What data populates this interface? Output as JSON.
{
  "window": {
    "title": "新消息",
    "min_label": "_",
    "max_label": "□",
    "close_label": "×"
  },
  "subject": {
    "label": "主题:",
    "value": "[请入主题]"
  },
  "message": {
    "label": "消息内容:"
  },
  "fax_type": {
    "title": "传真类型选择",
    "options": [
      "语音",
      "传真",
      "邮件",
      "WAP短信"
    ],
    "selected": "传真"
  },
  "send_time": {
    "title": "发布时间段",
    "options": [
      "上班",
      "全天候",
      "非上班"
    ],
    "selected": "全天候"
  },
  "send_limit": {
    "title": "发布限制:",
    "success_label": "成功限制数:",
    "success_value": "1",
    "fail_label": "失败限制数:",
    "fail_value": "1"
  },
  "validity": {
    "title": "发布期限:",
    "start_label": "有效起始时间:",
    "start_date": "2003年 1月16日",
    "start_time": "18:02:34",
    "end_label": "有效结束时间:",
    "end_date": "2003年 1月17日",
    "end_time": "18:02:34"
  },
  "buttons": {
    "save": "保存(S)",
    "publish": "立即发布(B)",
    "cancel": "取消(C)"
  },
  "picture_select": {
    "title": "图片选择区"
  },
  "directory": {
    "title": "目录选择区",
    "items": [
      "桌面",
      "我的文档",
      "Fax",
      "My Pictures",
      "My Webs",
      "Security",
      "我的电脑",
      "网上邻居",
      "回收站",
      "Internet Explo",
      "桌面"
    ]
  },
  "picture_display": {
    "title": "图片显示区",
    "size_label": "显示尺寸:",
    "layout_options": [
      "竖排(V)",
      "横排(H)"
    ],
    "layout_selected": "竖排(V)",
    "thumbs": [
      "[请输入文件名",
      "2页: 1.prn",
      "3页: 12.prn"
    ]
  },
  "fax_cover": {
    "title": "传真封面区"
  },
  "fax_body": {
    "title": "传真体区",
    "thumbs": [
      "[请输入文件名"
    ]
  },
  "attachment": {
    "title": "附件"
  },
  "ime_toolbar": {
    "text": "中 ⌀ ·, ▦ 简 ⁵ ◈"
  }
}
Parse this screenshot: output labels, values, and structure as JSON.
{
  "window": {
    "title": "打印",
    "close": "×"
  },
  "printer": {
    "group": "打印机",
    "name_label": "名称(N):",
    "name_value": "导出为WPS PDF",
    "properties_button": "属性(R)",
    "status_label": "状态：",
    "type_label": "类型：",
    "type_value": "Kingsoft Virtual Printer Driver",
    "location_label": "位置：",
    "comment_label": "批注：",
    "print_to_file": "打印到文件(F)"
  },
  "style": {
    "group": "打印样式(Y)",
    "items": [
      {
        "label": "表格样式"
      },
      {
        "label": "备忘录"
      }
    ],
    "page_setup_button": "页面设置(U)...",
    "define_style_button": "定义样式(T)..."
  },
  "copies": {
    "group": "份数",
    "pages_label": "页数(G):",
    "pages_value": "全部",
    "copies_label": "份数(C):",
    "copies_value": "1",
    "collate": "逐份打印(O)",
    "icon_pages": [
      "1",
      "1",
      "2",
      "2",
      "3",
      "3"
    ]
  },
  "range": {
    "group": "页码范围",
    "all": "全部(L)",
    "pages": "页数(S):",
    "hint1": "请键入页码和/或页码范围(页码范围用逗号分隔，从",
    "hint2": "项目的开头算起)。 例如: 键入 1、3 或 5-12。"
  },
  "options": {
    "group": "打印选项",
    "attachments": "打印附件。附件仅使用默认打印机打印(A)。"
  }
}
####################
THE TASK: Copy the material above, line for line.

WRITTEN ANSWER:
What data populates this interface? Output as JSON.
{
  "window": {
    "title": "新消息",
    "min_label": "_",
    "max_label": "□",
    "close_label": "×"
  },
  "subject": {
    "label": "主题:",
    "value": "[请入主题]"
  },
  "message": {
    "label": "消息内容:"
  },
  "fax_type": {
    "title": "传真类型选择",
    "options": [
      "语音",
      "传真",
      "邮件",
      "WAP短信"
    ],
    "selected": "传真"
  },
  "send_time": {
    "title": "发布时间段",
    "options": [
      "上班",
      "全天候",
      "非上班"
    ],
    "selected": "全天候"
  },
  "send_limit": {
    "title": "发布限制:",
    "success_label": "成功限制数:",
    "success_value": "1",
    "fail_label": "失败限制数:",
    "fail_value": "1"
  },
  "validity": {
    "title": "发布期限:",
    "start_label": "有效起始时间:",
    "start_date": "2003年 1月16日",
    "start_time": "18:02:34",
    "end_label": "有效结束时间:",
    "end_date": "2003年 1月17日",
    "end_time": "18:02:34"
  },
  "buttons": {
    "save": "保存(S)",
    "publish": "立即发布(B)",
    "cancel": "取消(C)"
  },
  "picture_select": {
    "title": "图片选择区"
  },
  "directory": {
    "title": "目录选择区",
    "items": [
      "桌面",
      "我的文档",
      "Fax",
      "My Pictures",
      "My Webs",
      "Security",
      "我的电脑",
      "网上邻居",
      "回收站",
      "Internet Explo",
      "桌面"
    ]
  },
  "picture_display": {
    "title": "图片显示区",
    "size_label": "显示尺寸:",
    "layout_options": [
      "竖排(V)",
      "横排(H)"
    ],
    "layout_selected": "竖排(V)",
    "thumbs": [
      "[请输入文件名",
      "2页: 1.prn",
      "3页: 12.prn"
    ]
  },
  "fax_cover": {
    "title": "传真封面区"
  },
  "fax_body": {
    "title": "传真体区",
    "thumbs": [
      "[请输入文件名"
    ]
  },
  "attachment": {
    "title": "附件"
  },
  "ime_toolbar": {
    "text": "中 ⌀ ·, ▦ 简 ⁵ ◈"
  }
}
Parse this screenshot: output labels, values, and structure as JSON.
{
  "window": {
    "title": "打印",
    "close": "×"
  },
  "printer": {
    "group": "打印机",
    "name_label": "名称(N):",
    "name_value": "导出为WPS PDF",
    "properties_button": "属性(R)",
    "status_label": "状态：",
    "type_label": "类型：",
    "type_value": "Kingsoft Virtual Printer Driver",
    "location_label": "位置：",
    "comment_label": "批注：",
    "print_to_file": "打印到文件(F)"
  },
  "style": {
    "group": "打印样式(Y)",
    "items": [
      {
        "label": "表格样式"
      },
      {
        "label": "备忘录"
      }
    ],
    "page_setup_button": "页面设置(U)...",
    "define_style_button": "定义样式(T)..."
  },
  "copies": {
    "group": "份数",
    "pages_label": "页数(G):",
    "pages_value": "全部",
    "copies_label": "份数(C):",
    "copies_value": "1",
    "collate": "逐份打印(O)",
    "icon_pages": [
      "1",
      "1",
      "2",
      "2",
      "3",
      "3"
    ]
  },
  "range": {
    "group": "页码范围",
    "all": "全部(L)",
    "pages": "页数(S):",
    "hint1": "请键入页码和/或页码范围(页码范围用逗号分隔，从",
    "hint2": "项目的开头算起)。 例如: 键入 1、3 或 5-12。"
  },
  "options": {
    "group": "打印选项",
    "attachments": "打印附件。附件仅使用默认打印机打印(A)。"
  }
}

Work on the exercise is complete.